Write out each record again exactly as it stands.

>> Begin Records shown

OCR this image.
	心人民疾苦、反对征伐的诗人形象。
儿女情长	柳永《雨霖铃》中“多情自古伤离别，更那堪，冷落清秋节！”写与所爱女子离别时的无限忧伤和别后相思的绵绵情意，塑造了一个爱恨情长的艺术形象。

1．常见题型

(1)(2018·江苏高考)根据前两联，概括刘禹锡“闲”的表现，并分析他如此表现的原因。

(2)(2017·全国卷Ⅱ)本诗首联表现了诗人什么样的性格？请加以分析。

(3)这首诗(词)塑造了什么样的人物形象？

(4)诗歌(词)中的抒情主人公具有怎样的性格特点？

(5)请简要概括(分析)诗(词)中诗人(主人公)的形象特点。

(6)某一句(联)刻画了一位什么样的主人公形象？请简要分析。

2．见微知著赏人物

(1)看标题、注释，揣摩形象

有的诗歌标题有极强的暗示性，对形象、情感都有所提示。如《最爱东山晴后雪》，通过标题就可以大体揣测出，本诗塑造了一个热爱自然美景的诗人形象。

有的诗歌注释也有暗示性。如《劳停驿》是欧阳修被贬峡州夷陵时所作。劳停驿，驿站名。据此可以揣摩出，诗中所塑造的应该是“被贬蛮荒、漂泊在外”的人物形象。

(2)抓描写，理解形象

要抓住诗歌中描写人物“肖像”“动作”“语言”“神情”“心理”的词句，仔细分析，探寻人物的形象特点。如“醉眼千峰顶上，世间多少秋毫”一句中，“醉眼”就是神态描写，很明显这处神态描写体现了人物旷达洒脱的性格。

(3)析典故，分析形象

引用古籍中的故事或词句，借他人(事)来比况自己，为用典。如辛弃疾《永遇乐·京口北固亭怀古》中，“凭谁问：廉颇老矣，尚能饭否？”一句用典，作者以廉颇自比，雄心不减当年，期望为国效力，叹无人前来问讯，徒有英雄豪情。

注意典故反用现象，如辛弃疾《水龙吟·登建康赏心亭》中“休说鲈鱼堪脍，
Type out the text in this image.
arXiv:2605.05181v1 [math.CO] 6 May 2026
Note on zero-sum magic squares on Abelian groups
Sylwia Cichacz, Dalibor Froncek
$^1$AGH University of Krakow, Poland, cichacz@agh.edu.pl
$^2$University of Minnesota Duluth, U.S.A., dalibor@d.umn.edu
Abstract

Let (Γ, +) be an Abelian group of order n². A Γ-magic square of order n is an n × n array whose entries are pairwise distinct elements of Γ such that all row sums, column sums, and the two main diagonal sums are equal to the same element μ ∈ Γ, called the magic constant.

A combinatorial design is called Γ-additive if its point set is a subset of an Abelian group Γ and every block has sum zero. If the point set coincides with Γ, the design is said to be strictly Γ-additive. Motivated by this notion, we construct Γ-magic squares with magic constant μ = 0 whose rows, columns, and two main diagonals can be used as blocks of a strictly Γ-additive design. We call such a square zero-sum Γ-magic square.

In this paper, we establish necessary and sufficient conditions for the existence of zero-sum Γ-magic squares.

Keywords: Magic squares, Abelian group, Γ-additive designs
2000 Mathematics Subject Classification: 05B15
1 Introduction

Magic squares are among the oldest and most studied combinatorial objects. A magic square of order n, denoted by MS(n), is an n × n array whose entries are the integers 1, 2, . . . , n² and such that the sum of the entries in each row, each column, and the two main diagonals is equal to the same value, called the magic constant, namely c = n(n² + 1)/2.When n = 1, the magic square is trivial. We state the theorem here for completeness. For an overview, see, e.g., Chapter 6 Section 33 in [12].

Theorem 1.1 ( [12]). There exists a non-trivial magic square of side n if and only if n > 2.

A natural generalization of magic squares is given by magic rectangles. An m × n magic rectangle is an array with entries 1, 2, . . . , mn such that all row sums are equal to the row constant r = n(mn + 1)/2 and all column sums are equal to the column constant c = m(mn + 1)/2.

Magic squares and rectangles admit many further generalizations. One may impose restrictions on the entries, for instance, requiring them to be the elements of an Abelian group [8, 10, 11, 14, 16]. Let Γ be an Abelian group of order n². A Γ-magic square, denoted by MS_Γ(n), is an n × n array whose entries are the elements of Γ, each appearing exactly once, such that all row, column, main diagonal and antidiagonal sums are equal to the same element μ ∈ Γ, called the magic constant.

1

>> End Records shown

(Completed exercise):
OCR this image.
	心人民疾苦、反对征伐的诗人形象。
儿女情长	柳永《雨霖铃》中“多情自古伤离别，更那堪，冷落清秋节！”写与所爱女子离别时的无限忧伤和别后相思的绵绵情意，塑造了一个爱恨情长的艺术形象。

1．常见题型

(1)(2018·江苏高考)根据前两联，概括刘禹锡“闲”的表现，并分析他如此表现的原因。

(2)(2017·全国卷Ⅱ)本诗首联表现了诗人什么样的性格？请加以分析。

(3)这首诗(词)塑造了什么样的人物形象？

(4)诗歌(词)中的抒情主人公具有怎样的性格特点？

(5)请简要概括(分析)诗(词)中诗人(主人公)的形象特点。

(6)某一句(联)刻画了一位什么样的主人公形象？请简要分析。

2．见微知著赏人物

(1)看标题、注释，揣摩形象

有的诗歌标题有极强的暗示性，对形象、情感都有所提示。如《最爱东山晴后雪》，通过标题就可以大体揣测出，本诗塑造了一个热爱自然美景的诗人形象。

有的诗歌注释也有暗示性。如《劳停驿》是欧阳修被贬峡州夷陵时所作。劳停驿，驿站名。据此可以揣摩出，诗中所塑造的应该是“被贬蛮荒、漂泊在外”的人物形象。

(2)抓描写，理解形象

要抓住诗歌中描写人物“肖像”“动作”“语言”“神情”“心理”的词句，仔细分析，探寻人物的形象特点。如“醉眼千峰顶上，世间多少秋毫”一句中，“醉眼”就是神态描写，很明显这处神态描写体现了人物旷达洒脱的性格。

(3)析典故，分析形象

引用古籍中的故事或词句，借他人(事)来比况自己，为用典。如辛弃疾《永遇乐·京口北固亭怀古》中，“凭谁问：廉颇老矣，尚能饭否？”一句用典，作者以廉颇自比，雄心不减当年，期望为国效力，叹无人前来问讯，徒有英雄豪情。

注意典故反用现象，如辛弃疾《水龙吟·登建康赏心亭》中“休说鲈鱼堪脍，
Type out the text in this image.
arXiv:2605.05181v1 [math.CO] 6 May 2026
Note on zero-sum magic squares on Abelian groups
Sylwia Cichacz, Dalibor Froncek
$^1$AGH University of Krakow, Poland, cichacz@agh.edu.pl
$^2$University of Minnesota Duluth, U.S.A., dalibor@d.umn.edu
Abstract

Let (Γ, +) be an Abelian group of order n². A Γ-magic square of order n is an n × n array whose entries are pairwise distinct elements of Γ such that all row sums, column sums, and the two main diagonal sums are equal to the same element μ ∈ Γ, called the magic constant.

A combinatorial design is called Γ-additive if its point set is a subset of an Abelian group Γ and every block has sum zero. If the point set coincides with Γ, the design is said to be strictly Γ-additive. Motivated by this notion, we construct Γ-magic squares with magic constant μ = 0 whose rows, columns, and two main diagonals can be used as blocks of a strictly Γ-additive design. We call such a square zero-sum Γ-magic square.

In this paper, we establish necessary and sufficient conditions for the existence of zero-sum Γ-magic squares.

Keywords: Magic squares, Abelian group, Γ-additive designs
2000 Mathematics Subject Classification: 05B15
1 Introduction

Magic squares are among the oldest and most studied combinatorial objects. A magic square of order n, denoted by MS(n), is an n × n array whose entries are the integers 1, 2, . . . , n² and such that the sum of the entries in each row, each column, and the two main diagonals is equal to the same value, called the magic constant, namely c = n(n² + 1)/2.When n = 1, the magic square is trivial. We state the theorem here for completeness. For an overview, see, e.g., Chapter 6 Section 33 in [12].

Theorem 1.1 ( [12]). There exists a non-trivial magic square of side n if and only if n > 2.

A natural generalization of magic squares is given by magic rectangles. An m × n magic rectangle is an array with entries 1, 2, . . . , mn such that all row sums are equal to the row constant r = n(mn + 1)/2 and all column sums are equal to the column constant c = m(mn + 1)/2.

Magic squares and rectangles admit many further generalizations. One may impose restrictions on the entries, for instance, requiring them to be the elements of an Abelian group [8, 10, 11, 14, 16]. Let Γ be an Abelian group of order n². A Γ-magic square, denoted by MS_Γ(n), is an n × n array whose entries are the elements of Γ, each appearing exactly once, such that all row, column, main diagonal and antidiagonal sums are equal to the same element μ ∈ Γ, called the magic constant.

1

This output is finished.